__GIVEN INSTRUCTION__:
Read through the data and report every line in which the word "rings" occurs.
-- Start EXERCISE MATERIALS --
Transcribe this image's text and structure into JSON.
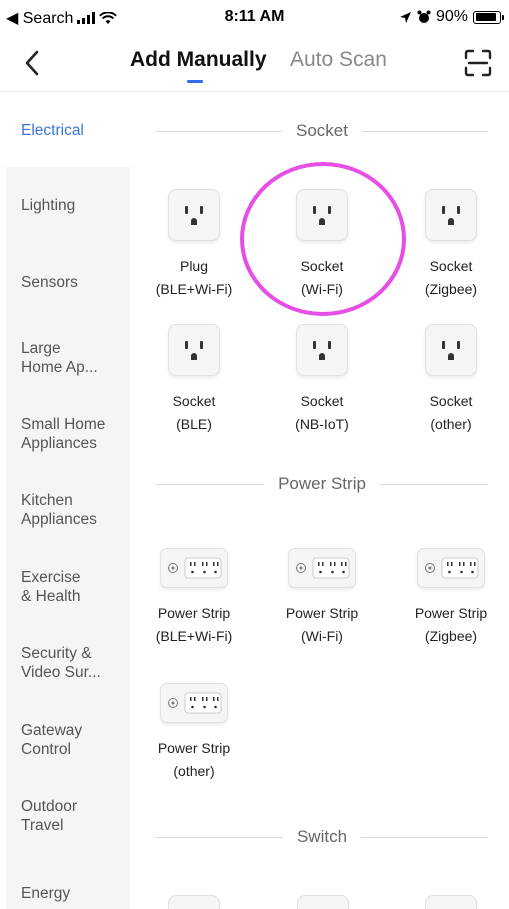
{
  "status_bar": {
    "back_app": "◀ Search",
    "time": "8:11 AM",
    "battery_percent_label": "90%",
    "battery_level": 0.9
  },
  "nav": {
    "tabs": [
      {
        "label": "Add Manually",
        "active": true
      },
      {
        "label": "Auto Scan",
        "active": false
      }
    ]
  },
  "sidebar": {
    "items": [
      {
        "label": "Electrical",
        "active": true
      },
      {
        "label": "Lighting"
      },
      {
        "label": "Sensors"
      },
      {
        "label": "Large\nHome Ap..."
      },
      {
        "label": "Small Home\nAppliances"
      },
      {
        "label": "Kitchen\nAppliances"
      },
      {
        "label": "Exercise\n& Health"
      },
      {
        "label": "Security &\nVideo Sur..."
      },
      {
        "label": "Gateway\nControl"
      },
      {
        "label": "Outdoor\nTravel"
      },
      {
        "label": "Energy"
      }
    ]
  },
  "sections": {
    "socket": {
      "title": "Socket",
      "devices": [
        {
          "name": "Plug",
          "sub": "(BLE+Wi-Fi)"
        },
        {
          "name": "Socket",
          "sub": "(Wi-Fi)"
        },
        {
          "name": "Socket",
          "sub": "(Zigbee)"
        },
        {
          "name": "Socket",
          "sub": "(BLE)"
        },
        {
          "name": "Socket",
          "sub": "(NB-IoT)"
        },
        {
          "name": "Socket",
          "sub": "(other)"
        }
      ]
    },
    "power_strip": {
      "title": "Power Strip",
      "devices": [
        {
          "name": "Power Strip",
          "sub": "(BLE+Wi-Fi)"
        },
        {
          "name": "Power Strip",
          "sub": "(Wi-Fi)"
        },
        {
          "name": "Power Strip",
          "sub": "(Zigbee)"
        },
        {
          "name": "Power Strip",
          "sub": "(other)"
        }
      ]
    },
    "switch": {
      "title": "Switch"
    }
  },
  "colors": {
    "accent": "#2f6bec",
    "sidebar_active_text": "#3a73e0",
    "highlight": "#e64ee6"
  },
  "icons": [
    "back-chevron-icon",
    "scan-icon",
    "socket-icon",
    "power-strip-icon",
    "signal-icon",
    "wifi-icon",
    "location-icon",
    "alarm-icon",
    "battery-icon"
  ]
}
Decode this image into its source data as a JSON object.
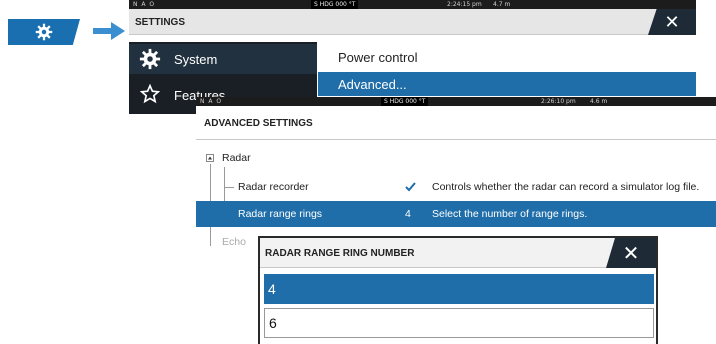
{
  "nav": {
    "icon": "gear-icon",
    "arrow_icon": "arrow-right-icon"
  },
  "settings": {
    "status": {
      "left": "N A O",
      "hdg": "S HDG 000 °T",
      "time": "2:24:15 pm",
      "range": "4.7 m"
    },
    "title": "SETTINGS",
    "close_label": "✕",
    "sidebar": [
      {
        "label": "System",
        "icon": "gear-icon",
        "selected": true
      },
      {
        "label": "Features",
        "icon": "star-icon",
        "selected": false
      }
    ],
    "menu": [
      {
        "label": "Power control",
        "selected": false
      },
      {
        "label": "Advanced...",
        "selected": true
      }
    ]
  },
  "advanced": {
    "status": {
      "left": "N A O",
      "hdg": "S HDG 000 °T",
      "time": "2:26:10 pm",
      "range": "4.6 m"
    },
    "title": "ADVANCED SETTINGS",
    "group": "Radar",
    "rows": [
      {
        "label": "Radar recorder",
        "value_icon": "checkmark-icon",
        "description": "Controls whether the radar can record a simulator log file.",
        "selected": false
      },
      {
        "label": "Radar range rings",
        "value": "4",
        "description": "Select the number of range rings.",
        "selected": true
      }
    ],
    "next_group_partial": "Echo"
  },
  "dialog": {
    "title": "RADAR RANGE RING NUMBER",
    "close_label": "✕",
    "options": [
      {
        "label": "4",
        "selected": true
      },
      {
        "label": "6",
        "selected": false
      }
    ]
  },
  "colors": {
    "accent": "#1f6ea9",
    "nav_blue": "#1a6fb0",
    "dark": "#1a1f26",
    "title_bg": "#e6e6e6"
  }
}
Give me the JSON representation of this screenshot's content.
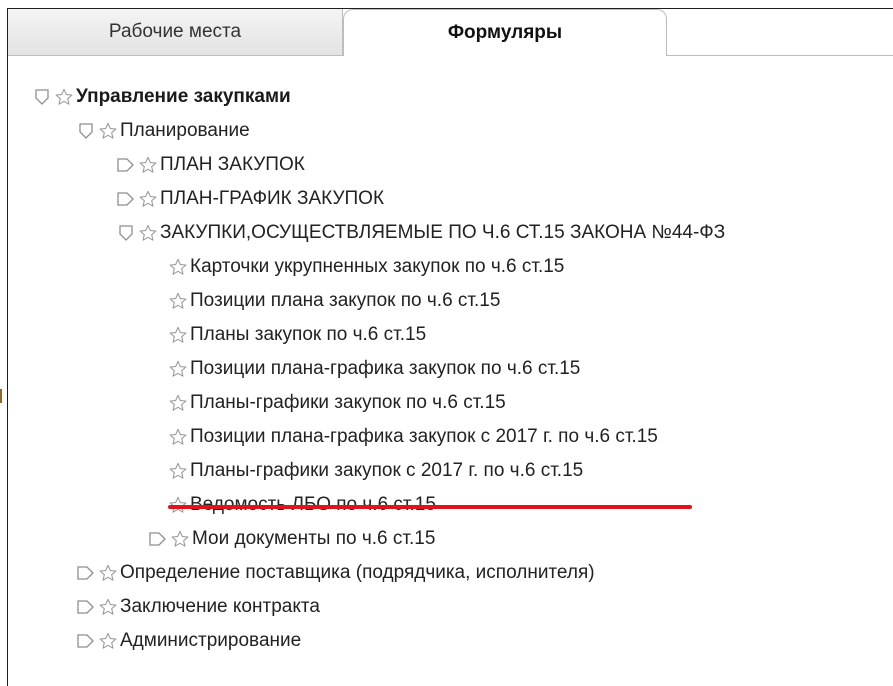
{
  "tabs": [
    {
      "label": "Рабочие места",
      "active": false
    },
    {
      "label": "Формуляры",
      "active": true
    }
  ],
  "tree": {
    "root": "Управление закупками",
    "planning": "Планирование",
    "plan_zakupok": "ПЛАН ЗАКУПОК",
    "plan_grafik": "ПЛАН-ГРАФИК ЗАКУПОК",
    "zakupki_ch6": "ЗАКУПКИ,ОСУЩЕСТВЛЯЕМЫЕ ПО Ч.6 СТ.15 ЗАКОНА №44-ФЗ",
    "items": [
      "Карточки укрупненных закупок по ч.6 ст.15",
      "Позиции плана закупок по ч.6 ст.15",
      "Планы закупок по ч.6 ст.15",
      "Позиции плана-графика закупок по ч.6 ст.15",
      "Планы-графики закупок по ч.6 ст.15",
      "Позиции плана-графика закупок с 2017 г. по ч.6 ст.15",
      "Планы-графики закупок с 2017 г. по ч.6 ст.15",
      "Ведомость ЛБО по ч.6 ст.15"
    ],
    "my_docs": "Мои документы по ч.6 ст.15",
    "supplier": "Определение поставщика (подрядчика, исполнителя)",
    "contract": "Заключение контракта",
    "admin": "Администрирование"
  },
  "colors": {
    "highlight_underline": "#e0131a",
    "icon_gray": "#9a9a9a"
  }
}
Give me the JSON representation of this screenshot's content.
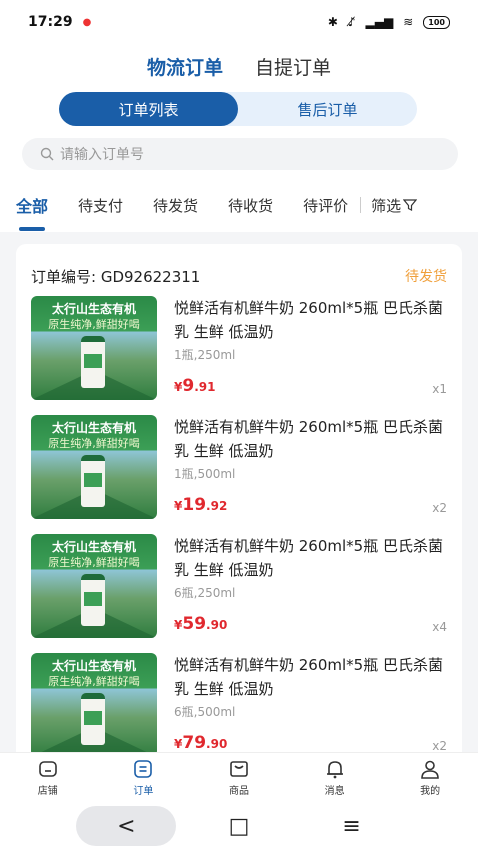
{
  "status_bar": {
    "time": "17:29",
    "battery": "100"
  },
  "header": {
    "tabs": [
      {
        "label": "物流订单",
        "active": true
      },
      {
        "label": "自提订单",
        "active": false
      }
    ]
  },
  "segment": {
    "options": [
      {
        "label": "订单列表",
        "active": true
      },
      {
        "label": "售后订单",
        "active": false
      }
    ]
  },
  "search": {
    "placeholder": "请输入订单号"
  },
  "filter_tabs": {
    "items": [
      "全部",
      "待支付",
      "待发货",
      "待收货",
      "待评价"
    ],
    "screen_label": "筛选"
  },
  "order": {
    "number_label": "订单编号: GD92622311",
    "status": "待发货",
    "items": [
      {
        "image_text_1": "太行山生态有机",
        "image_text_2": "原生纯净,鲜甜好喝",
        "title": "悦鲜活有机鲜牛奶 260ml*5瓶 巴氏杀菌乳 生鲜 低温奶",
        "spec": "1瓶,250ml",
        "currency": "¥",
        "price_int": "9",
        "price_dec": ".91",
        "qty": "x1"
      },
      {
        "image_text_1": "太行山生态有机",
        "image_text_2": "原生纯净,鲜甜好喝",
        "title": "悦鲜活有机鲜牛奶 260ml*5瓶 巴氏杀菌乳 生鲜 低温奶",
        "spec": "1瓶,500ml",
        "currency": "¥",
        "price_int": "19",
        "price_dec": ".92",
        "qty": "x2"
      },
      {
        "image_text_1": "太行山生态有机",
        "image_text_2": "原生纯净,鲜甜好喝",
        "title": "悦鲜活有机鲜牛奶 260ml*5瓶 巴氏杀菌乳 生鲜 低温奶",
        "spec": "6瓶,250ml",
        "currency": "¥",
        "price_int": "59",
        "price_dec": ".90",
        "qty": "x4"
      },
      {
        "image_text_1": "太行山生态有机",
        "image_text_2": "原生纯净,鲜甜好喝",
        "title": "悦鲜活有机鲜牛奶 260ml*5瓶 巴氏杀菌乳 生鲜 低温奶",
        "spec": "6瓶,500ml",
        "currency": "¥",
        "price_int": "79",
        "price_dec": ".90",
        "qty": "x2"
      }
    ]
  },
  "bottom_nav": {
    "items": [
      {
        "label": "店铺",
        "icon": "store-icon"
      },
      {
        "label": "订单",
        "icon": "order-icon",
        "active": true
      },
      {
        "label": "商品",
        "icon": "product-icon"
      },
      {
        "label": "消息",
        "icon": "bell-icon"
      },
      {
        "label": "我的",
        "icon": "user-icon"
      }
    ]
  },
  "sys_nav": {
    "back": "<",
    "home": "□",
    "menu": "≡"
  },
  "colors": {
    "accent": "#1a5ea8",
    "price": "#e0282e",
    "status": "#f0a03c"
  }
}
-- End EXERCISE MATERIALS --
__RESPONSE FOR THIS EXERCISE__:
        "label": "Radar range rings",
        "description": "Select the number of range rings.",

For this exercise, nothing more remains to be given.